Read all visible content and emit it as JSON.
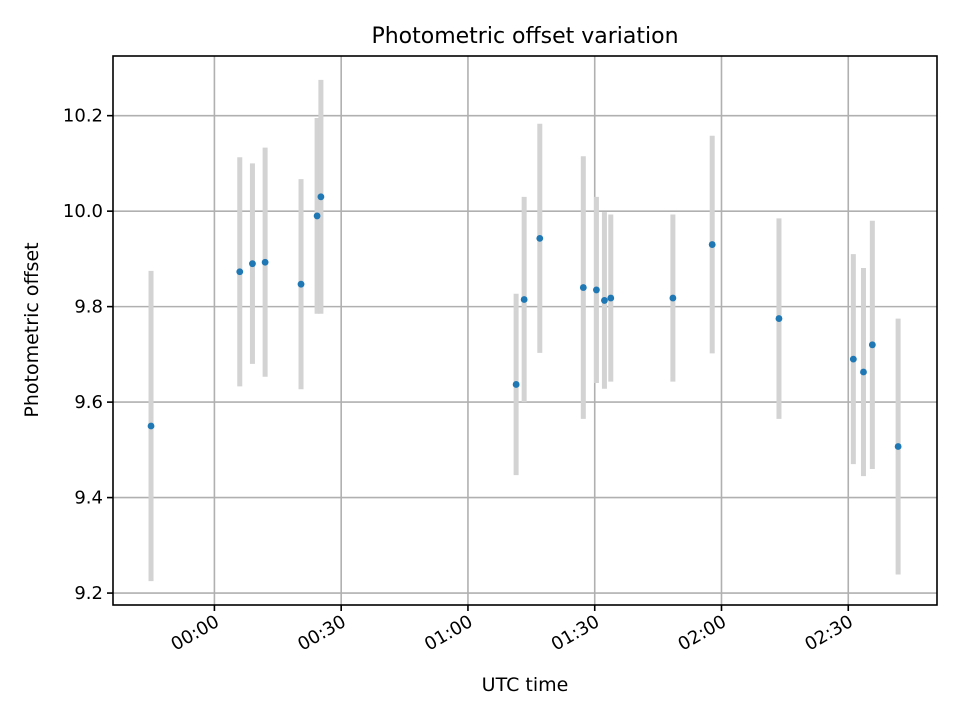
{
  "chart_data": {
    "type": "scatter",
    "title": "Photometric offset variation",
    "xlabel": "UTC time",
    "ylabel": "Photometric offset",
    "x_unit": "minutes after 00:00 UTC",
    "xlim": [
      -24,
      171
    ],
    "ylim": [
      9.175,
      10.325
    ],
    "x_ticks": [
      {
        "value": 0,
        "label": "00:00"
      },
      {
        "value": 30,
        "label": "00:30"
      },
      {
        "value": 60,
        "label": "01:00"
      },
      {
        "value": 90,
        "label": "01:30"
      },
      {
        "value": 120,
        "label": "02:00"
      },
      {
        "value": 150,
        "label": "02:30"
      }
    ],
    "y_ticks": [
      {
        "value": 9.2,
        "label": "9.2"
      },
      {
        "value": 9.4,
        "label": "9.4"
      },
      {
        "value": 9.6,
        "label": "9.6"
      },
      {
        "value": 9.8,
        "label": "9.8"
      },
      {
        "value": 10.0,
        "label": "10.0"
      },
      {
        "value": 10.2,
        "label": "10.2"
      }
    ],
    "grid": true,
    "marker_color": "#1f77b4",
    "errorbar_color": "#d3d3d3",
    "series": [
      {
        "points": [
          {
            "x": -15,
            "y": 9.55,
            "err": 0.325
          },
          {
            "x": 6,
            "y": 9.873,
            "err": 0.24
          },
          {
            "x": 9,
            "y": 9.89,
            "err": 0.21
          },
          {
            "x": 12,
            "y": 9.893,
            "err": 0.24
          },
          {
            "x": 20.5,
            "y": 9.847,
            "err": 0.22
          },
          {
            "x": 24.3,
            "y": 9.99,
            "err": 0.205
          },
          {
            "x": 25.2,
            "y": 10.03,
            "err": 0.245
          },
          {
            "x": 71.4,
            "y": 9.637,
            "err": 0.19
          },
          {
            "x": 73.3,
            "y": 9.815,
            "err": 0.215
          },
          {
            "x": 77,
            "y": 9.943,
            "err": 0.24
          },
          {
            "x": 87.3,
            "y": 9.84,
            "err": 0.275
          },
          {
            "x": 90.4,
            "y": 9.835,
            "err": 0.195
          },
          {
            "x": 92.3,
            "y": 9.813,
            "err": 0.185
          },
          {
            "x": 93.8,
            "y": 9.818,
            "err": 0.175
          },
          {
            "x": 108.5,
            "y": 9.818,
            "err": 0.175
          },
          {
            "x": 117.8,
            "y": 9.93,
            "err": 0.228
          },
          {
            "x": 133.6,
            "y": 9.775,
            "err": 0.21
          },
          {
            "x": 151.2,
            "y": 9.69,
            "err": 0.22
          },
          {
            "x": 153.6,
            "y": 9.663,
            "err": 0.218
          },
          {
            "x": 155.7,
            "y": 9.72,
            "err": 0.26
          },
          {
            "x": 161.8,
            "y": 9.507,
            "err": 0.268
          }
        ]
      }
    ]
  }
}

○ ○ ○

(What you should do):
Pick out each line in the material containing "offset".

(Response to the exercise):
    "title": "Photometric offset variation",
    "ylabel": "Photometric offset",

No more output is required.